EXERCISE BRIEF:
Check each line of the records below for the string "others", then state how many lines contain it, with no other output.

┄┄┄┄┄┄┄┄┄┄

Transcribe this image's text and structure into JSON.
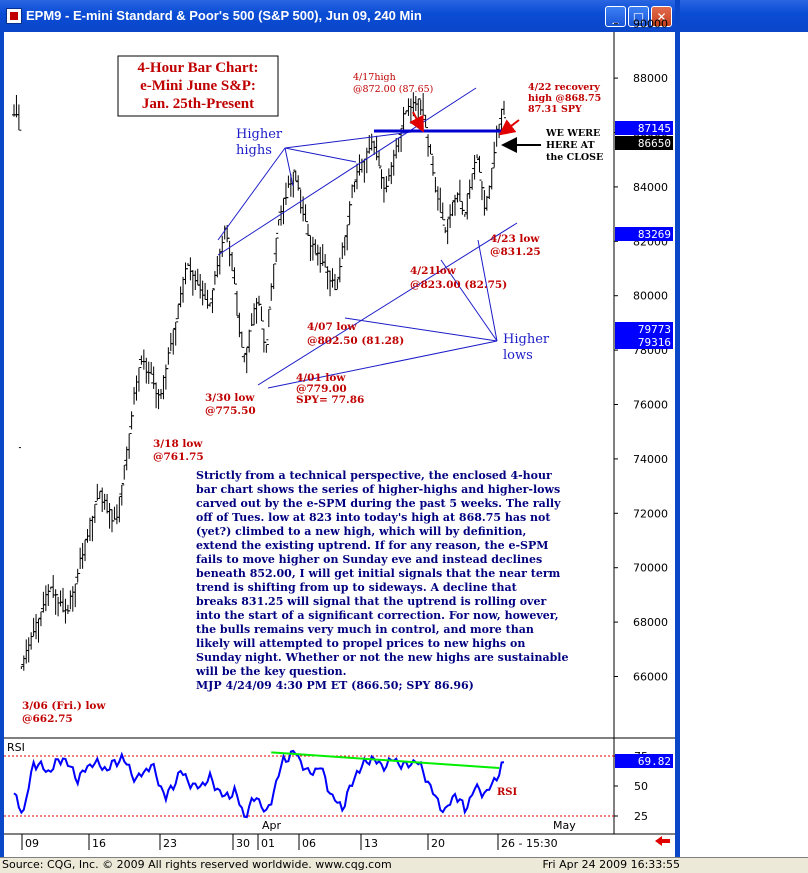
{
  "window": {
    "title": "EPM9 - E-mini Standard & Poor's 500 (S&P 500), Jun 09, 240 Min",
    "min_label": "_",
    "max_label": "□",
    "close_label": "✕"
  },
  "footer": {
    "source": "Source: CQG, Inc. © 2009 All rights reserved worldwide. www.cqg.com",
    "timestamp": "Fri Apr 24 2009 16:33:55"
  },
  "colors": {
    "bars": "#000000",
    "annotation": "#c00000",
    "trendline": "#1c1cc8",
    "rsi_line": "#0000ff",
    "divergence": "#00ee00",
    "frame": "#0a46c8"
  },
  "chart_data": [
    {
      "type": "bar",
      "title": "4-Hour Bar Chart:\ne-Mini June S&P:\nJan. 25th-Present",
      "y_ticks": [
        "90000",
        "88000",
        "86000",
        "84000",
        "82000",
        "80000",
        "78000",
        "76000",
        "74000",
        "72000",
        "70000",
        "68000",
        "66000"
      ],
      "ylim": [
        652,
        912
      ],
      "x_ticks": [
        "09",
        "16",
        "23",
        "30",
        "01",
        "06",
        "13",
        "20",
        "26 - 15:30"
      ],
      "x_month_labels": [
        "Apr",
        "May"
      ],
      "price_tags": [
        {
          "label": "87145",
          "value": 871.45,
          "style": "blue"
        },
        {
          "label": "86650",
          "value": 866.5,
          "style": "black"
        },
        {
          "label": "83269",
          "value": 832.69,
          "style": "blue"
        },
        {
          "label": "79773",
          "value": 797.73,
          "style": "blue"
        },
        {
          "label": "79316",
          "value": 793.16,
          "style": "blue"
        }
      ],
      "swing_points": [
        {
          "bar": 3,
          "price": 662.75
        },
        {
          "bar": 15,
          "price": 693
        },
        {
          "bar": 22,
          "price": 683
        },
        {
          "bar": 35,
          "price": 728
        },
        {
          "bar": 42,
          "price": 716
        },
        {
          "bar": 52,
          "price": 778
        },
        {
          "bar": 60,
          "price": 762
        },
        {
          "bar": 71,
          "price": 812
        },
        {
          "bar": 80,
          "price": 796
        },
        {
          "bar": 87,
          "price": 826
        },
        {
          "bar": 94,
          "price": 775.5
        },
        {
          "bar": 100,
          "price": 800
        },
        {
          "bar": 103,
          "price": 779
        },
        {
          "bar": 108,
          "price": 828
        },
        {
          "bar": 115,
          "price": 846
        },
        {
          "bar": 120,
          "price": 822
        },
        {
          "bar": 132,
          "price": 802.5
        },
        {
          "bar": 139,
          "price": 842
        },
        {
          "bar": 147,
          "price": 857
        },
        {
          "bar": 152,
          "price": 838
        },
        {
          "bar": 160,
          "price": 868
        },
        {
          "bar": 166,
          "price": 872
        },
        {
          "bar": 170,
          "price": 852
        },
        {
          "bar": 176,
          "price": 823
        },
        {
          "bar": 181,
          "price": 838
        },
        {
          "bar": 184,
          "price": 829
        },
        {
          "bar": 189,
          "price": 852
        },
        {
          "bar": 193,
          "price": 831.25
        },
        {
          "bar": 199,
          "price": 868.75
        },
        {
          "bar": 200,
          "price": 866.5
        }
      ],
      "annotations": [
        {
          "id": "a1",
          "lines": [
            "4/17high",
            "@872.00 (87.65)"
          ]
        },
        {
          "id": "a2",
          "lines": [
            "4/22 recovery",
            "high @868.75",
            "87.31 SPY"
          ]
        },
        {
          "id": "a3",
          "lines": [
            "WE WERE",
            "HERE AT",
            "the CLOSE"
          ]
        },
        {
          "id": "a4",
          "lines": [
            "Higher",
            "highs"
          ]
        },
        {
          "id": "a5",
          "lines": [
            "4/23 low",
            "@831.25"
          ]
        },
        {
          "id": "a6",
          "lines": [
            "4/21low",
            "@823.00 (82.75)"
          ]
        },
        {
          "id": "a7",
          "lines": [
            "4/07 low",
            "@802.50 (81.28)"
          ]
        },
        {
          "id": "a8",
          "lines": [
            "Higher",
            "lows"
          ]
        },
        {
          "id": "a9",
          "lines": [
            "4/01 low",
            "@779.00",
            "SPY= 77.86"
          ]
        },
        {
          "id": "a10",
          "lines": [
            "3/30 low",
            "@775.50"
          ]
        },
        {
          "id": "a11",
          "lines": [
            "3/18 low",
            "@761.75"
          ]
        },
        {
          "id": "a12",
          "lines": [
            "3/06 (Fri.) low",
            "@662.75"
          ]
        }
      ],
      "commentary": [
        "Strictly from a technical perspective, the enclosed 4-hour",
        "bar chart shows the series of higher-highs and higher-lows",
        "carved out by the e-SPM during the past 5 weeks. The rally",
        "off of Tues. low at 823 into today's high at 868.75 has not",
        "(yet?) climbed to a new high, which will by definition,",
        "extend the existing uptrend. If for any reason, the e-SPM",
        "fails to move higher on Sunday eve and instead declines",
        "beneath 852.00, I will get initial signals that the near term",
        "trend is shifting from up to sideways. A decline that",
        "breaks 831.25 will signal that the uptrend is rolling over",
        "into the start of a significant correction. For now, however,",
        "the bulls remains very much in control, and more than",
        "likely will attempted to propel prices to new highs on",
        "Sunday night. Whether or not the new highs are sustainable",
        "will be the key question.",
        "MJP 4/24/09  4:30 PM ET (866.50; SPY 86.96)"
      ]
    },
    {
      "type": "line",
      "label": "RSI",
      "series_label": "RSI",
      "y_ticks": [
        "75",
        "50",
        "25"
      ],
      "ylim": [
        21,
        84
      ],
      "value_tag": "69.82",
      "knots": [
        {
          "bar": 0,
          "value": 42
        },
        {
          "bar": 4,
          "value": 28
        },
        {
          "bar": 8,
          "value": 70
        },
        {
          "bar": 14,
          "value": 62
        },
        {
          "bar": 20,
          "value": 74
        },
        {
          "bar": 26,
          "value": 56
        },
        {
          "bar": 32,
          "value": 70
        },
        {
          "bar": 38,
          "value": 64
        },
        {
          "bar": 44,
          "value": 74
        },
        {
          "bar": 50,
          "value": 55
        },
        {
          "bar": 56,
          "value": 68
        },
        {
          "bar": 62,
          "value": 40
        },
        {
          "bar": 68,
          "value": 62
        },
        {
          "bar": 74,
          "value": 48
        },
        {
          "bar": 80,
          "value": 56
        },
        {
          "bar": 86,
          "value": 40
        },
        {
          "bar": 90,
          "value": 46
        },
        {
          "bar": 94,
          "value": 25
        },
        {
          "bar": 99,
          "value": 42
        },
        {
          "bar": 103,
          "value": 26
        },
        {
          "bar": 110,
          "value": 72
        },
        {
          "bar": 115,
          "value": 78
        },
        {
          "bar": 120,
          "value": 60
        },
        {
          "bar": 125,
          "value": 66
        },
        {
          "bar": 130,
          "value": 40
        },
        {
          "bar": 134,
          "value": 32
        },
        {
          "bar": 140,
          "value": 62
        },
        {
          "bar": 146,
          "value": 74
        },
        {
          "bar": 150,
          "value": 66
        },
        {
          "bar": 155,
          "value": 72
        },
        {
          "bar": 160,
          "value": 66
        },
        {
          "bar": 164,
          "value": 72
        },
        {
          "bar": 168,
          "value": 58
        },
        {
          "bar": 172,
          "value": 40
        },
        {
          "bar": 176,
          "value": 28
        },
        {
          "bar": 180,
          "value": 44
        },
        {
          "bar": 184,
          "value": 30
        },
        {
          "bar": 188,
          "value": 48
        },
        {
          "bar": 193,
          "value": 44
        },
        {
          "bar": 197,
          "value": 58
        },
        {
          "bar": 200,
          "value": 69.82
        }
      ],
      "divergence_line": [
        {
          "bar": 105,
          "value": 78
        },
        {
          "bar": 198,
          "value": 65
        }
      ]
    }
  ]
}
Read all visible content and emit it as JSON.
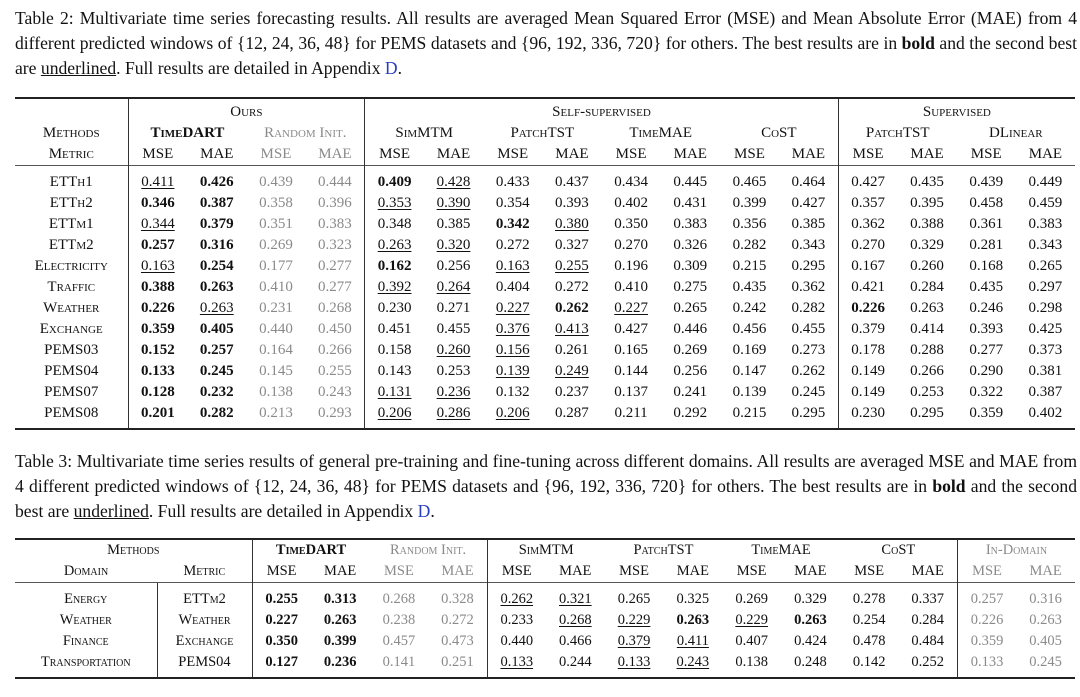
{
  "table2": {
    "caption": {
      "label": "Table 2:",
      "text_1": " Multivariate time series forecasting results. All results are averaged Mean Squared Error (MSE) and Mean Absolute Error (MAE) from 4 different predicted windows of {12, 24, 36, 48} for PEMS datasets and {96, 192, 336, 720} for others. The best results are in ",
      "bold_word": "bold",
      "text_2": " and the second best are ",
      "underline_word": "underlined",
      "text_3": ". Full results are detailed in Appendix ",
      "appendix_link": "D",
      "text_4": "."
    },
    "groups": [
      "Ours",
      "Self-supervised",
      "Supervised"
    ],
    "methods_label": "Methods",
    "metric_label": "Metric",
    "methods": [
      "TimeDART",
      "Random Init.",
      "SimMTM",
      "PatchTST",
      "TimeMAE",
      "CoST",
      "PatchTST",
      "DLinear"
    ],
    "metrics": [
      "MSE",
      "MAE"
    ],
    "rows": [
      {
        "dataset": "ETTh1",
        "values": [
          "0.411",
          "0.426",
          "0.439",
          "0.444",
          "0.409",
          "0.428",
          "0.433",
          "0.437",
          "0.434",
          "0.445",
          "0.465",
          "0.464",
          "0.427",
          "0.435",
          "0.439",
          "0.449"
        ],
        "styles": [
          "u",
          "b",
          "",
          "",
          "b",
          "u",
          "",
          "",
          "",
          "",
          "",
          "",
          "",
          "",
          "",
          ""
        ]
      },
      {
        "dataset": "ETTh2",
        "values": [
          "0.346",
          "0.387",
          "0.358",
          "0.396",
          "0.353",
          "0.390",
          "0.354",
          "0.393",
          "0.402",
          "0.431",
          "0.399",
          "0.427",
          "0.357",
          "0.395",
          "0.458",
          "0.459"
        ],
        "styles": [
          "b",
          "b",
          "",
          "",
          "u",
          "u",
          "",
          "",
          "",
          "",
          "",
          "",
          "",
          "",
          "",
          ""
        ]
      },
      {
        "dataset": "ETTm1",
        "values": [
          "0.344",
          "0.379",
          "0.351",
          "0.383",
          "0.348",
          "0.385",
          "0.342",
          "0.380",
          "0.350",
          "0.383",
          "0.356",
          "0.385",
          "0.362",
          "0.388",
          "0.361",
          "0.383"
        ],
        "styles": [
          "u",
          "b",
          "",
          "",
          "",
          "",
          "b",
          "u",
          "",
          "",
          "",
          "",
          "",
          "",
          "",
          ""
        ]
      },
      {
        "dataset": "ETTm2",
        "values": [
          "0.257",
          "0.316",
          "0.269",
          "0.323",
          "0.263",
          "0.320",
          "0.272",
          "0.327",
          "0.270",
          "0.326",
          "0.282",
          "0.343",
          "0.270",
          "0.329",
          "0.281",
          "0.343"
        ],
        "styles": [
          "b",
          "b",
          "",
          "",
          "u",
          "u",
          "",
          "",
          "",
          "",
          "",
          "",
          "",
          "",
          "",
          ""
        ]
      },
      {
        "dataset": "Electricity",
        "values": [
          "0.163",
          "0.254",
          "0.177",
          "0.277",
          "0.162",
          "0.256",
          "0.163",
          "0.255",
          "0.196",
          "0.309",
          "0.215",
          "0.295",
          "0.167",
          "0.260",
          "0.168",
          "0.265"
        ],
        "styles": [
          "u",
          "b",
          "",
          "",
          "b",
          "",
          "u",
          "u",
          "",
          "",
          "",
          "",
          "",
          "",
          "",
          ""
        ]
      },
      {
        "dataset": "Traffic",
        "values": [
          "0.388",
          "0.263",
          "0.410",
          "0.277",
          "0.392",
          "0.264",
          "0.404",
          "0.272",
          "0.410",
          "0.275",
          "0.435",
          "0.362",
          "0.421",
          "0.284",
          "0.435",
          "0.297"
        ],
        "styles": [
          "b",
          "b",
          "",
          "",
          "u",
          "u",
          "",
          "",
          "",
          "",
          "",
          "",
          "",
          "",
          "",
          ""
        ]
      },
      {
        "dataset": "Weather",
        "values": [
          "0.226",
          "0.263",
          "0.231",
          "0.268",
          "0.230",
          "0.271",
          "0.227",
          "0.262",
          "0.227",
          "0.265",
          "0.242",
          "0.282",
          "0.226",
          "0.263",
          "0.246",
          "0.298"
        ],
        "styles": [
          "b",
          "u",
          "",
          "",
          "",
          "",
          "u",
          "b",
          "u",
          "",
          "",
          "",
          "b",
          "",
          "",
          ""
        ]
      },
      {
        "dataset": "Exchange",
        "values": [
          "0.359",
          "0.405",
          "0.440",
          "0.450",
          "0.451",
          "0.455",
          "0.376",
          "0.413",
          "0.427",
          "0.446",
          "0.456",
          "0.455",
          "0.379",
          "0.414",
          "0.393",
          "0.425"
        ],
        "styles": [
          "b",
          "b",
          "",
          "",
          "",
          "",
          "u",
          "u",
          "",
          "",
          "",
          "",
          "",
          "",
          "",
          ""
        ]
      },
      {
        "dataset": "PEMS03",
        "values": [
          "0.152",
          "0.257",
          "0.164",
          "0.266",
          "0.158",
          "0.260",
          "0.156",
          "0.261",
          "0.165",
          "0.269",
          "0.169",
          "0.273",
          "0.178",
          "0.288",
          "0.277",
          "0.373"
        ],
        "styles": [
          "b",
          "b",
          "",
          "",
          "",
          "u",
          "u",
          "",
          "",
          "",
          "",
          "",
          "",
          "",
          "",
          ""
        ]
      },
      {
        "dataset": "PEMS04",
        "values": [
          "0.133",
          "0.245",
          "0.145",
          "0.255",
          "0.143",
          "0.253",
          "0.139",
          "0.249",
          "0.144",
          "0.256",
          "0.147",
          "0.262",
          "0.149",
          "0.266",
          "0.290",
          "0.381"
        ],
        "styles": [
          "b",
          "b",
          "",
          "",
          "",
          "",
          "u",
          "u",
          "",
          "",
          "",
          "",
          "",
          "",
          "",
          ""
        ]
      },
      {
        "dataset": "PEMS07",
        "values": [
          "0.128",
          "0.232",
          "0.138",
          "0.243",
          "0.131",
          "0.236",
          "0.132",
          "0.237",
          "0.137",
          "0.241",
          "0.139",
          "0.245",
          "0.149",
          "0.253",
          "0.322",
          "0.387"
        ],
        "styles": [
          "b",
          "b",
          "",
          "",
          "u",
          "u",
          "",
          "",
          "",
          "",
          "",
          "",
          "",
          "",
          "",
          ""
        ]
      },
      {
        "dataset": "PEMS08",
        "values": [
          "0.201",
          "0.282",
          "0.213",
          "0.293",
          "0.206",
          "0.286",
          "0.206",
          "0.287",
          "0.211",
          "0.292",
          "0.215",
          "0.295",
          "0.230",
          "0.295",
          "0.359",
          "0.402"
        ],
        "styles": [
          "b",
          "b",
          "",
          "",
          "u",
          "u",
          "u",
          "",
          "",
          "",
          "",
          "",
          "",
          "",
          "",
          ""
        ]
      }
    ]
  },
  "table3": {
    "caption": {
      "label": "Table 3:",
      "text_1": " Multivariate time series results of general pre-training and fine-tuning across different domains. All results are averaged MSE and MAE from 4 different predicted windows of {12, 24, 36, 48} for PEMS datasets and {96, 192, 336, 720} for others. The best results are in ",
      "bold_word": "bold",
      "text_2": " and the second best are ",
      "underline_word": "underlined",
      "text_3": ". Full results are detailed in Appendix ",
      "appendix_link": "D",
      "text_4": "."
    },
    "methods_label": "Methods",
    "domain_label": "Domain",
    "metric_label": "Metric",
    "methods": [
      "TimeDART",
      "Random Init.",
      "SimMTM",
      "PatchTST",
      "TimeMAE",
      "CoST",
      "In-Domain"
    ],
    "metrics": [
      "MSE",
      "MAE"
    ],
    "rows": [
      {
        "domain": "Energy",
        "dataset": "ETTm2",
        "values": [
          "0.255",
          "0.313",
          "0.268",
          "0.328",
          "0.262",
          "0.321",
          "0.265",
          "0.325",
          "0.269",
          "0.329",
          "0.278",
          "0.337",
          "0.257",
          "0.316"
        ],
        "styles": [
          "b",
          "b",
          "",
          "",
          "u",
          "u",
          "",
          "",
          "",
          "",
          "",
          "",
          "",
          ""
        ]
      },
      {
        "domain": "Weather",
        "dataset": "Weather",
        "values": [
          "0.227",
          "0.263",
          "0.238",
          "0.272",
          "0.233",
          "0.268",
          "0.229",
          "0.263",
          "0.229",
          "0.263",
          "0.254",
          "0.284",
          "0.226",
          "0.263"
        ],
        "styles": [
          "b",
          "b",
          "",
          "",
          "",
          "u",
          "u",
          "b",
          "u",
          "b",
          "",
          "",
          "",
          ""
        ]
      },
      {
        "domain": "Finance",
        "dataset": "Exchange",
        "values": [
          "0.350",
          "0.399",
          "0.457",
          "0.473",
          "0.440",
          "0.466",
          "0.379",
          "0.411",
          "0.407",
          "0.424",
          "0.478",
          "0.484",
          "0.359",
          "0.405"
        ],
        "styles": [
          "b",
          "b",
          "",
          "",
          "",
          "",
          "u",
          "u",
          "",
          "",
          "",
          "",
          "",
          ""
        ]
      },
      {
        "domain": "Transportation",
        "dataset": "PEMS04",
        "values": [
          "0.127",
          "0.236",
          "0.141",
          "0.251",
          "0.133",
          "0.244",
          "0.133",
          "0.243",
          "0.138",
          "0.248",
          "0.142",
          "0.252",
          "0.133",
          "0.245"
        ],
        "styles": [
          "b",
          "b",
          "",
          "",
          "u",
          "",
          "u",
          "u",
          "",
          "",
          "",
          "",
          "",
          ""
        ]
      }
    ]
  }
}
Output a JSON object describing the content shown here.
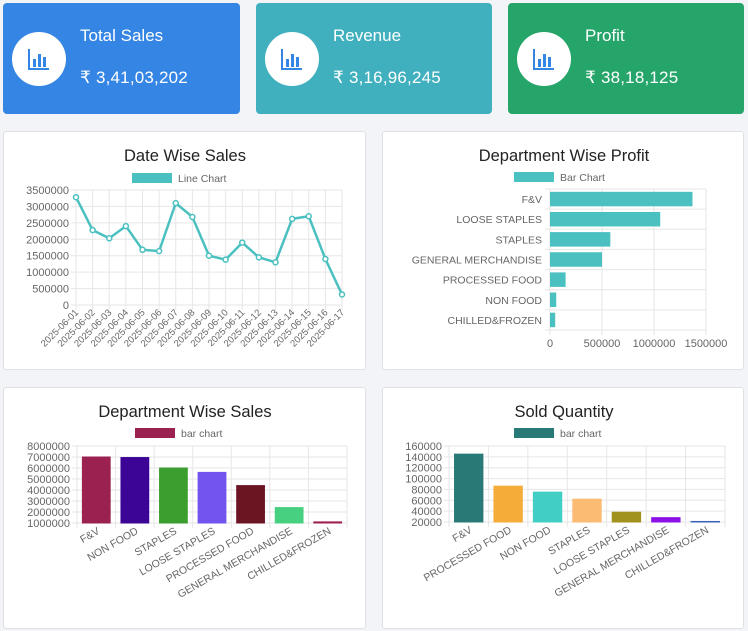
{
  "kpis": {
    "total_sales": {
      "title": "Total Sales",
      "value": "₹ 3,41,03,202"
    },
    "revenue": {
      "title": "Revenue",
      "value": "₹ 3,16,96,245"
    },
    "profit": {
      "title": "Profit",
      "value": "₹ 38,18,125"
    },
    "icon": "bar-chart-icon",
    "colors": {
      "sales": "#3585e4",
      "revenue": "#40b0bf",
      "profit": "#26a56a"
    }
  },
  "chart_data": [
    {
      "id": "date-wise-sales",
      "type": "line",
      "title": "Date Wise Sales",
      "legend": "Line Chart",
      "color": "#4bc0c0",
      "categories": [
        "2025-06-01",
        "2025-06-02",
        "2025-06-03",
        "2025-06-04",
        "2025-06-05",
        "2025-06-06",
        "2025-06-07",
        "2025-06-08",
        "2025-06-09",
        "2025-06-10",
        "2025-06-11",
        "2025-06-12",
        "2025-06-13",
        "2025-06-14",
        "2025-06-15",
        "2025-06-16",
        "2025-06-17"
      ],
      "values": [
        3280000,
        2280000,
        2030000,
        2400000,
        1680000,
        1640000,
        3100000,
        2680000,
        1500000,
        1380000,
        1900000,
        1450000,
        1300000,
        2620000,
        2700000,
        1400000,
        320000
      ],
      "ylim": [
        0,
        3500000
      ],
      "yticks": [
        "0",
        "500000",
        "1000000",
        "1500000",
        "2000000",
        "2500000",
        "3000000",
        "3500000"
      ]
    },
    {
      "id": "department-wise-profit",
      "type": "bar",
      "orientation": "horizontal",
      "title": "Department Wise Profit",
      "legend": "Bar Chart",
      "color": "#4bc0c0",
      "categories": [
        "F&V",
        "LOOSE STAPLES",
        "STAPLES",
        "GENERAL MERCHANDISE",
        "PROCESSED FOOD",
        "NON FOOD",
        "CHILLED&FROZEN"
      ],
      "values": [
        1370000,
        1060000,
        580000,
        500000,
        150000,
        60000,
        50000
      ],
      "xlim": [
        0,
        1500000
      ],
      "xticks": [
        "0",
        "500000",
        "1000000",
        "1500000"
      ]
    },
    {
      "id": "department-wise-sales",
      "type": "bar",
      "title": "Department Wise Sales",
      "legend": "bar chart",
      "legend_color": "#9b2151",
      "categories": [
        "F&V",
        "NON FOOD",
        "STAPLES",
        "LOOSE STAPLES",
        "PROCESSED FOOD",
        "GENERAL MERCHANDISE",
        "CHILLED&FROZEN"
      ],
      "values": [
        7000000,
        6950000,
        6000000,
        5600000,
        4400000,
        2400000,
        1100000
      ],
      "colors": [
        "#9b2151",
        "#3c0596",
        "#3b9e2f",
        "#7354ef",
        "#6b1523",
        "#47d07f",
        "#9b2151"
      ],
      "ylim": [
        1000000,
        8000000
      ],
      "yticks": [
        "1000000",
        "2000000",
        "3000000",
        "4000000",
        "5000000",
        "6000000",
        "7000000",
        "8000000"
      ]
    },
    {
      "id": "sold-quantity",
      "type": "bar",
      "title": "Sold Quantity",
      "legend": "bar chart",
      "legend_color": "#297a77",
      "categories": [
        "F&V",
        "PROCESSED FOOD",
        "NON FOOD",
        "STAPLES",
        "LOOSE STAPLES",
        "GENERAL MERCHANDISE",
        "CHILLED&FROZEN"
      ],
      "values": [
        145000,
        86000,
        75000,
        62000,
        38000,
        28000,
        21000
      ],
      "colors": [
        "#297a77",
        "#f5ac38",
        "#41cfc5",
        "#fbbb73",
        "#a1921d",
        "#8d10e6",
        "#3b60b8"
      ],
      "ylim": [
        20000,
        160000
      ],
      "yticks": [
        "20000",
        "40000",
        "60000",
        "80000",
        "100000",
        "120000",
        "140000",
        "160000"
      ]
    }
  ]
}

┄┄┄┄┄┄┄┄┄┄

FINAL RESULT:
2